▸ WORK TASK
Locate the string "half" in the records below. Copy every line where it occurs.

■ ■ ■ ■

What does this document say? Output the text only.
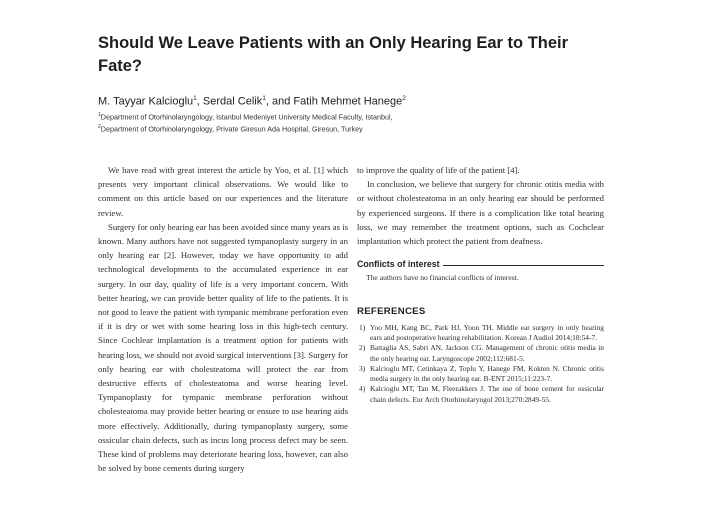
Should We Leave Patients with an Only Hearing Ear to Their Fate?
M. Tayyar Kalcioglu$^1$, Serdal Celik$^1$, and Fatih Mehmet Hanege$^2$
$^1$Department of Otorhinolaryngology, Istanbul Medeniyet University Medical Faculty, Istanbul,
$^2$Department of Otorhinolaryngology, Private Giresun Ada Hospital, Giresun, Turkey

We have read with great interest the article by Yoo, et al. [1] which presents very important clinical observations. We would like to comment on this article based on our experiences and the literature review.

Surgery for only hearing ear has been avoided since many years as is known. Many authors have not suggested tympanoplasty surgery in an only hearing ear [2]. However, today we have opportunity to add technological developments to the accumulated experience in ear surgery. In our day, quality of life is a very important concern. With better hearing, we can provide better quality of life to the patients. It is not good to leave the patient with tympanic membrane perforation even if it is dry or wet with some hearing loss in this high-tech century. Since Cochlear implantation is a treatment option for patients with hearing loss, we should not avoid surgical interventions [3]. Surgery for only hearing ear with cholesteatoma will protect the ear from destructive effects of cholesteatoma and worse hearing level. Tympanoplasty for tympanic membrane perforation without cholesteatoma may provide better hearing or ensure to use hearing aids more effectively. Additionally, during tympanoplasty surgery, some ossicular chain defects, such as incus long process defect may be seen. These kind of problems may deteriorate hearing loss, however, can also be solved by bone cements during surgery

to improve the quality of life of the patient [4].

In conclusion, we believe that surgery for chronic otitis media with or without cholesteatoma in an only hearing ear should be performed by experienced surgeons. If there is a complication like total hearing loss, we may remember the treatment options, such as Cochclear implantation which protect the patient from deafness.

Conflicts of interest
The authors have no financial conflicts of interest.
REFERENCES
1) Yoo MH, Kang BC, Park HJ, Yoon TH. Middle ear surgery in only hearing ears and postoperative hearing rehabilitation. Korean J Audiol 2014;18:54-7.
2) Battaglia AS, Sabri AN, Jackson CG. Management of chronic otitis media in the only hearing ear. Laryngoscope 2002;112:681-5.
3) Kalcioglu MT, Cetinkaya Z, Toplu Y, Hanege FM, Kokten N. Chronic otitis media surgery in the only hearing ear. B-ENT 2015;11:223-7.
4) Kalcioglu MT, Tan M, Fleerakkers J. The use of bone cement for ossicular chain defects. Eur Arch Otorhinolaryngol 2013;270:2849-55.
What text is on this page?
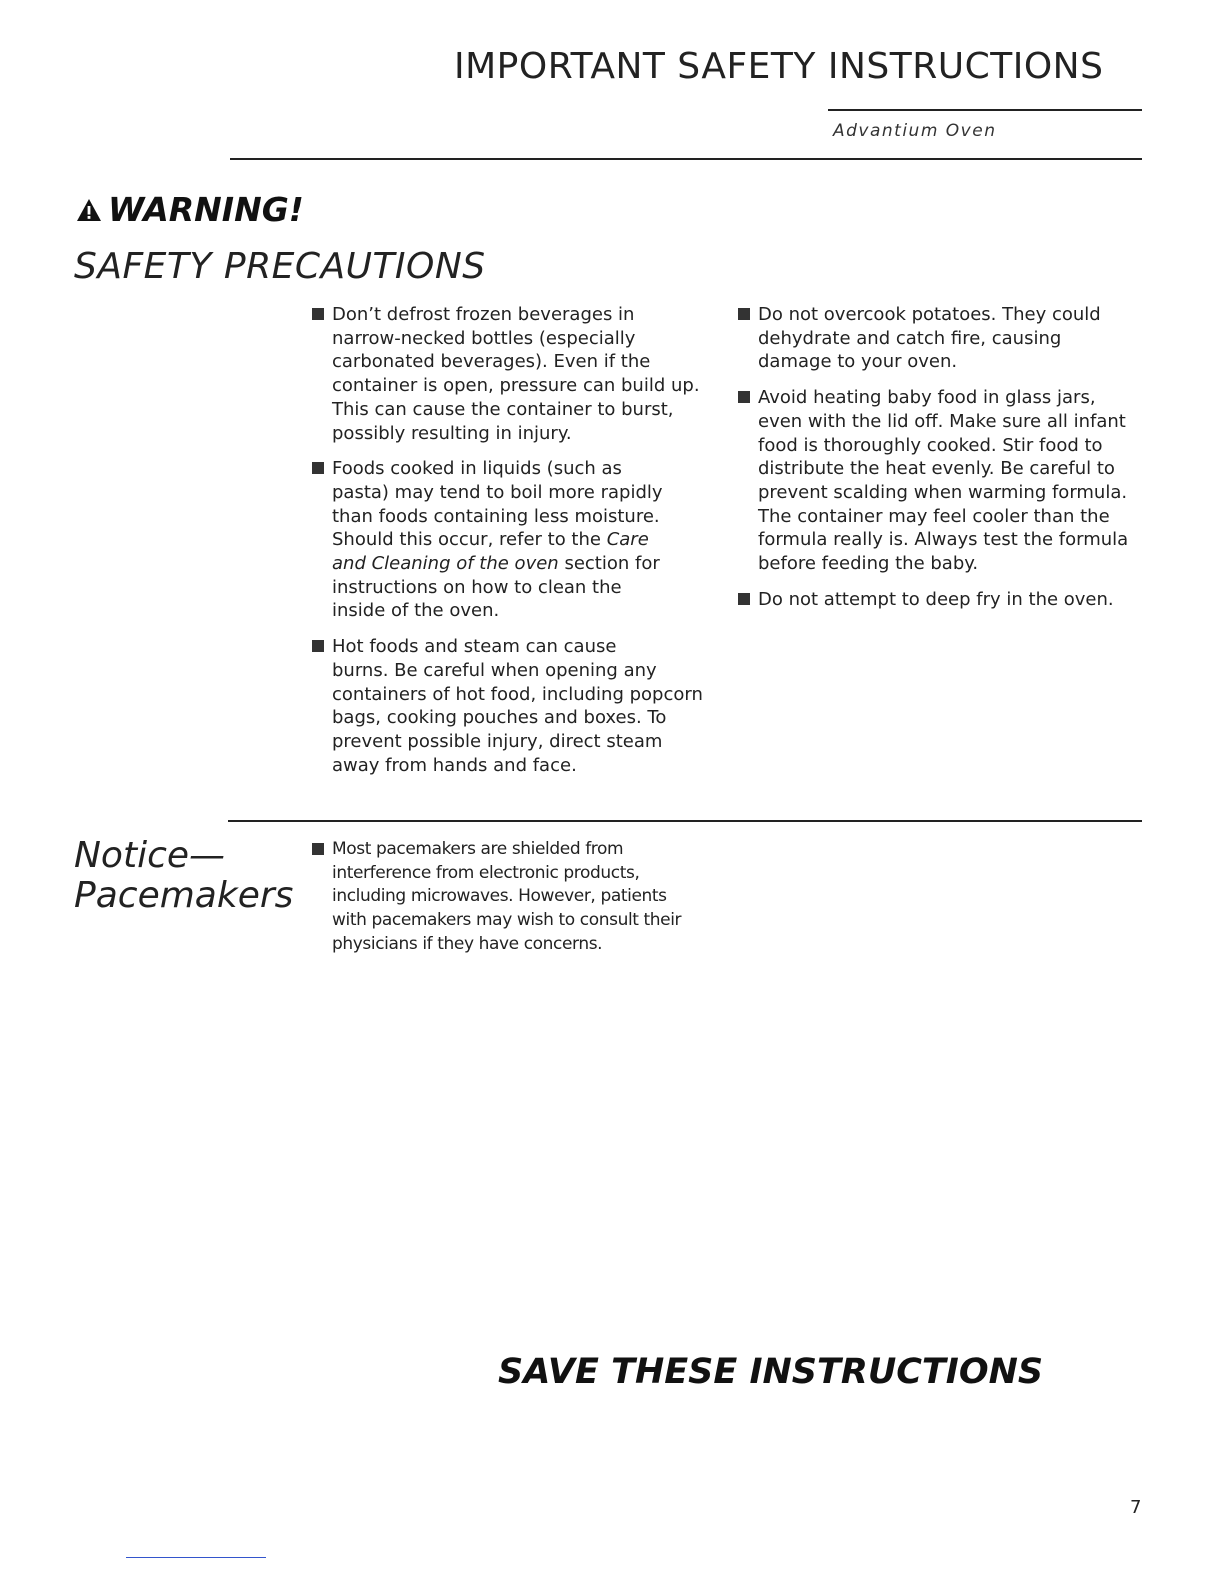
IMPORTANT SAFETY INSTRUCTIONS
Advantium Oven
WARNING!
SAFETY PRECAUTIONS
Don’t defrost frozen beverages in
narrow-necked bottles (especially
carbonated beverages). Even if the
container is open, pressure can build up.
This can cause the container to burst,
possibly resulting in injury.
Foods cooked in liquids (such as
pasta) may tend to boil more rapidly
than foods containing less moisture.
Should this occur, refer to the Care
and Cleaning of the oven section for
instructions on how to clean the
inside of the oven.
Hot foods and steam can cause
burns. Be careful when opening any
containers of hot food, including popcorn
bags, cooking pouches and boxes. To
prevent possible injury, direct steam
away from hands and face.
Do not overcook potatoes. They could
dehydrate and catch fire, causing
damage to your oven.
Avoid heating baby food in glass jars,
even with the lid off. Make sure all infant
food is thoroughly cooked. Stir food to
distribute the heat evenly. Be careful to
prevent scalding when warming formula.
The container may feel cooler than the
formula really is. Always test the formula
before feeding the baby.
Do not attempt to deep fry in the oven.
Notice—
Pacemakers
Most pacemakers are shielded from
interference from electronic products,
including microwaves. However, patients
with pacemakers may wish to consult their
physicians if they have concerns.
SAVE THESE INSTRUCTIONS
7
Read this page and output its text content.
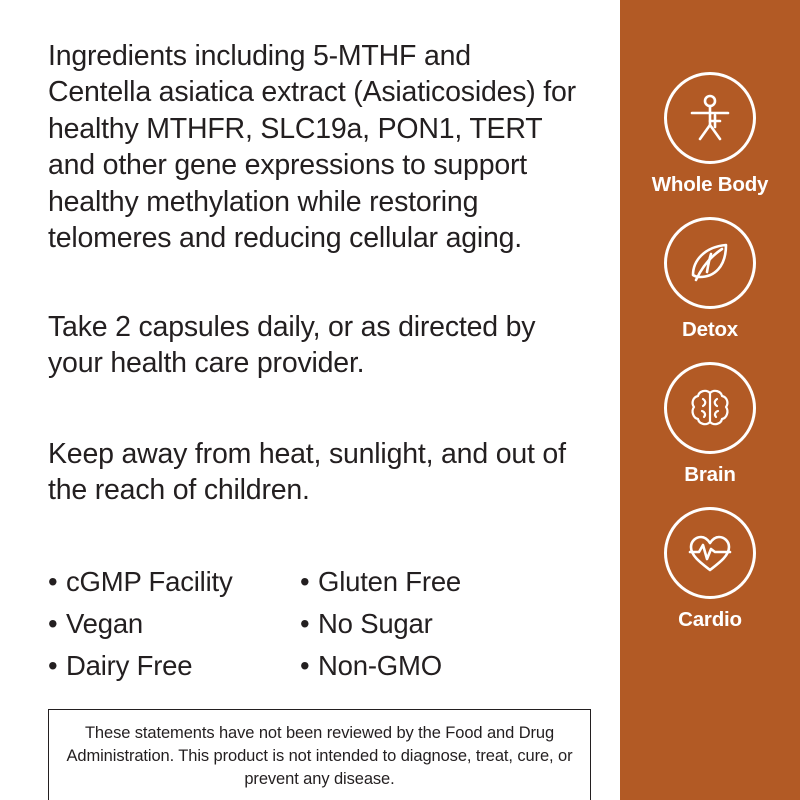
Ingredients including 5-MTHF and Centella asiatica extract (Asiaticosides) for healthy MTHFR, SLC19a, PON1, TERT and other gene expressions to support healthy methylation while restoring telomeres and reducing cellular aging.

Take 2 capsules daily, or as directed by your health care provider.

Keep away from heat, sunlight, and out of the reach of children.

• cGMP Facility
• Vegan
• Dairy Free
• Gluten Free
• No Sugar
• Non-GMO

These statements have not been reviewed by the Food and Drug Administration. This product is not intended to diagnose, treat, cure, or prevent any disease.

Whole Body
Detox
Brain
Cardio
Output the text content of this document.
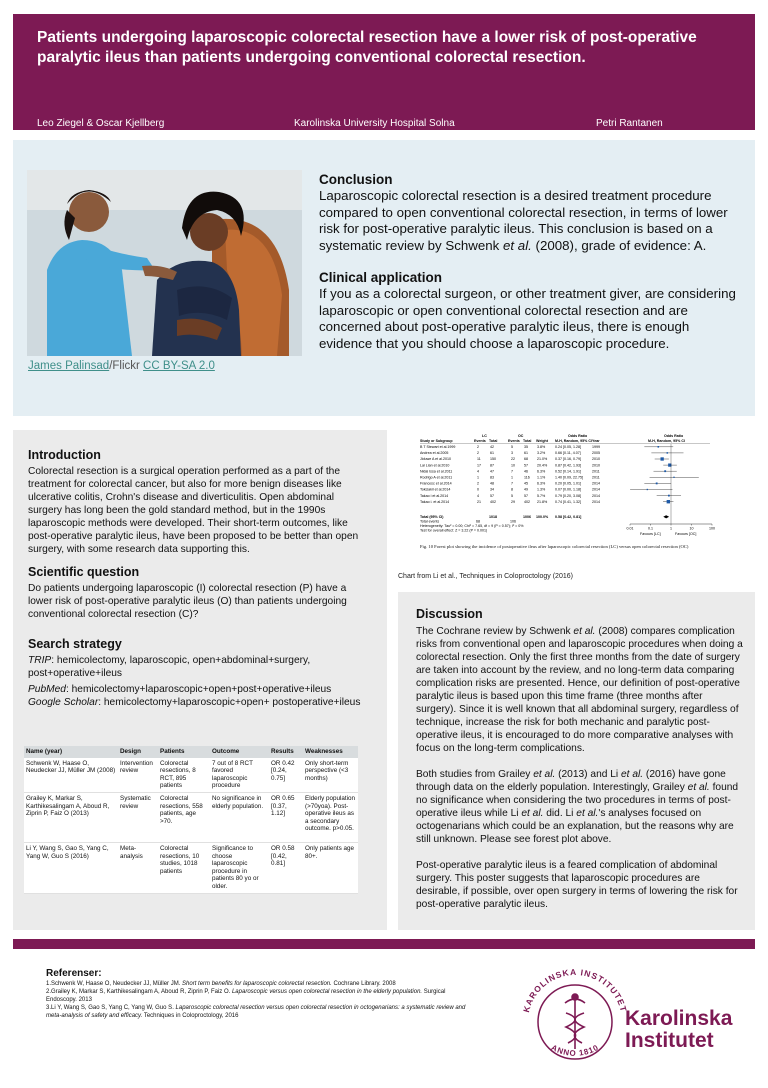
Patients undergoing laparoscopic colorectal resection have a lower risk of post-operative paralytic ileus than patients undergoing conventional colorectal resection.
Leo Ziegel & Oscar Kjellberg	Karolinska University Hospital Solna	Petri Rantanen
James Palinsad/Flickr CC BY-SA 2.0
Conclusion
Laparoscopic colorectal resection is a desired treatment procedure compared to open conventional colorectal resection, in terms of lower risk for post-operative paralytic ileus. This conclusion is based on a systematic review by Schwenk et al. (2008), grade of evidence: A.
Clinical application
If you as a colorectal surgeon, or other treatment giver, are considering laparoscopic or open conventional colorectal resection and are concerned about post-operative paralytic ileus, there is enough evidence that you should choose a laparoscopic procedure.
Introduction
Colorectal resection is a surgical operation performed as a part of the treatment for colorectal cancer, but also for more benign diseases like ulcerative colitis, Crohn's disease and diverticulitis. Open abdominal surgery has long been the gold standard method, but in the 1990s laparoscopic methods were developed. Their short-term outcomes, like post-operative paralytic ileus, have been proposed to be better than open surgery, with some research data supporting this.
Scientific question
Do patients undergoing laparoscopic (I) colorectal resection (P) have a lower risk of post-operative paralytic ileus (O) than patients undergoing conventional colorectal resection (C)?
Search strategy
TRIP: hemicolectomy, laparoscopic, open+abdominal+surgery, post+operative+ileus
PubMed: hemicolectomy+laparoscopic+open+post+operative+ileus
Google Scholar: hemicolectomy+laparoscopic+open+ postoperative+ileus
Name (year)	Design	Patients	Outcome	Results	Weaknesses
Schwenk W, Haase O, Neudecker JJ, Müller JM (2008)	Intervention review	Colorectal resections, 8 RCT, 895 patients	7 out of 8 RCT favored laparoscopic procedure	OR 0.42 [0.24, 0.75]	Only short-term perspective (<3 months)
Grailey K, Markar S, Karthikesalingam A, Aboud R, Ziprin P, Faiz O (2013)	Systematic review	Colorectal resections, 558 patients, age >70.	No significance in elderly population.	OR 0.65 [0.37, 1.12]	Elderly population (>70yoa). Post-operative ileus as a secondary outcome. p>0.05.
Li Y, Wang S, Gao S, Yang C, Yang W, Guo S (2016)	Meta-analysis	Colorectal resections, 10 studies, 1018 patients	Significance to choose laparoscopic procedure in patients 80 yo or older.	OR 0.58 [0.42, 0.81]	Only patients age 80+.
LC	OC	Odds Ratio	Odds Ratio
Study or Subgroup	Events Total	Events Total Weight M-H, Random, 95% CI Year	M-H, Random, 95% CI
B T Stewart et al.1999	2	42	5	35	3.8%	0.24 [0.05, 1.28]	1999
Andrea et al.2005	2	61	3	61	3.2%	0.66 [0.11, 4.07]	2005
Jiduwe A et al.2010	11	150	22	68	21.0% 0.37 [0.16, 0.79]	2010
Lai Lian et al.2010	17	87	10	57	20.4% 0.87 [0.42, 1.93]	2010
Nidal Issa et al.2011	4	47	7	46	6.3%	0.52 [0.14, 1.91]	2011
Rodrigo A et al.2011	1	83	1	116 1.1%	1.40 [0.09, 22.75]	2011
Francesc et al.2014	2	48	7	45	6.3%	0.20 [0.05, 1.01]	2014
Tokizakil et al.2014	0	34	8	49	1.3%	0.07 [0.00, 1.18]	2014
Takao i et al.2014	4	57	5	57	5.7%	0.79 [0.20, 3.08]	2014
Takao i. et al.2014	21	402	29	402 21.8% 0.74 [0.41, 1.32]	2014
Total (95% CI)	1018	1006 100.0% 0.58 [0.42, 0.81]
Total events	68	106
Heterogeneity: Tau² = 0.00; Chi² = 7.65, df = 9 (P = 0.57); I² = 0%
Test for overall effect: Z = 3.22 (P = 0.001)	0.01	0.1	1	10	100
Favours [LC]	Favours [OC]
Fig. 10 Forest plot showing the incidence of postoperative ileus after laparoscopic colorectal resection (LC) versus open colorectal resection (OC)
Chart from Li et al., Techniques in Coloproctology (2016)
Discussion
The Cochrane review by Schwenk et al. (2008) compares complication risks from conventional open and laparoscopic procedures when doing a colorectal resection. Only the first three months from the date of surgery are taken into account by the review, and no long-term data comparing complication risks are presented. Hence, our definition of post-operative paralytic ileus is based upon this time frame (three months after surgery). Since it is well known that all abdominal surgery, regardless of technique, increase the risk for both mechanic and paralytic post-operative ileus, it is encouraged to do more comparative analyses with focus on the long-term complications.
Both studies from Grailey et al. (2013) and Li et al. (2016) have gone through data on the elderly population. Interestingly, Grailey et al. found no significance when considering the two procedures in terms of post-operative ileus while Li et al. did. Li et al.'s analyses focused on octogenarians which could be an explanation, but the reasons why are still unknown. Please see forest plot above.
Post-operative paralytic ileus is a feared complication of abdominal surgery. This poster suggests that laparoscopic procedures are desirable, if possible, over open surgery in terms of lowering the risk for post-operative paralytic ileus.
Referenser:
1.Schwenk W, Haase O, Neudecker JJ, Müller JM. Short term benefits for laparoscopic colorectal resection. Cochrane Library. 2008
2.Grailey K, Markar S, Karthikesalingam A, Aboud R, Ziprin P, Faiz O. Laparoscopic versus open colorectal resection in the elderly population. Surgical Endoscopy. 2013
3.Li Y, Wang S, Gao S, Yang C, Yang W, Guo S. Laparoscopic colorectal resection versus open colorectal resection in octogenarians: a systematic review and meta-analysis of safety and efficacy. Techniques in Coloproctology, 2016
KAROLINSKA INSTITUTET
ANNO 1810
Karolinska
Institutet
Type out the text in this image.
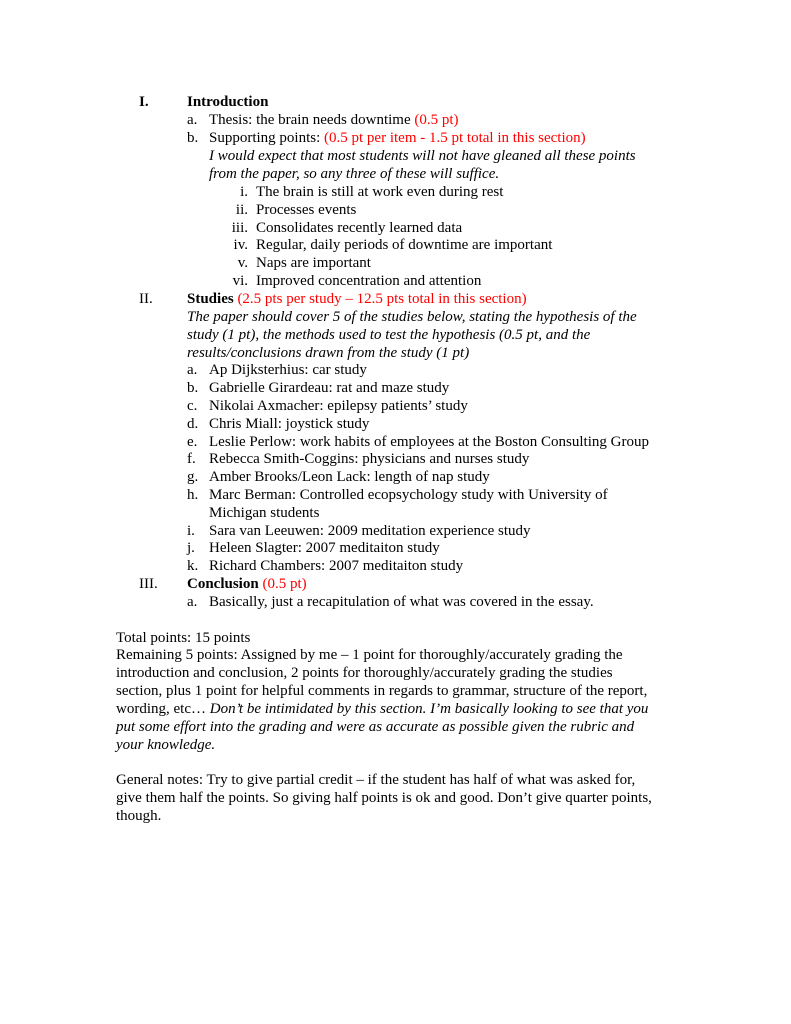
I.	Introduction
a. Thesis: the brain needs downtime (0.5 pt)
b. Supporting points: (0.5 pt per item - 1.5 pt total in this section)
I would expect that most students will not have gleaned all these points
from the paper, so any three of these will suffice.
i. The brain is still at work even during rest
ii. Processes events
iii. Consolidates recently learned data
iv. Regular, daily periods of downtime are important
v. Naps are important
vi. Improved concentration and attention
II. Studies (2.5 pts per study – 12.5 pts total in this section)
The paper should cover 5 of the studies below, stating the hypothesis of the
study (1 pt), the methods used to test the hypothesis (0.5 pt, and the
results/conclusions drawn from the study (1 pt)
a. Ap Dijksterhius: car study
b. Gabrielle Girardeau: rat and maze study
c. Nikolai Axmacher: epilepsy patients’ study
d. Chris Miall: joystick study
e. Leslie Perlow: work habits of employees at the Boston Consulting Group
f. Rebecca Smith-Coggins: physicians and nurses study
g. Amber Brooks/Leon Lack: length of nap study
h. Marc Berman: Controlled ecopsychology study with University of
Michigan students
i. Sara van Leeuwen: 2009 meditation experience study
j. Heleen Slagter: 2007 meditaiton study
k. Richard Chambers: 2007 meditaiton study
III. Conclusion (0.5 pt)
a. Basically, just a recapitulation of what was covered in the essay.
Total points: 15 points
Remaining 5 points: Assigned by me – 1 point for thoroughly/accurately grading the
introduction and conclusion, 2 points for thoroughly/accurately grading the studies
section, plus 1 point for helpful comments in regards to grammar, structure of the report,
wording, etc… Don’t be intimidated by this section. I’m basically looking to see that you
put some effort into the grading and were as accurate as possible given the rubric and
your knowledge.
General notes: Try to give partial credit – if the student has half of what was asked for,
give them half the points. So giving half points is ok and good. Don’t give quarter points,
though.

■ ■ ■ ■

▸ COMPLETED EXERCISE
General notes: Try to give partial credit – if the student has half of what was asked for,
give them half the points. So giving half points is ok and good. Don’t give quarter points,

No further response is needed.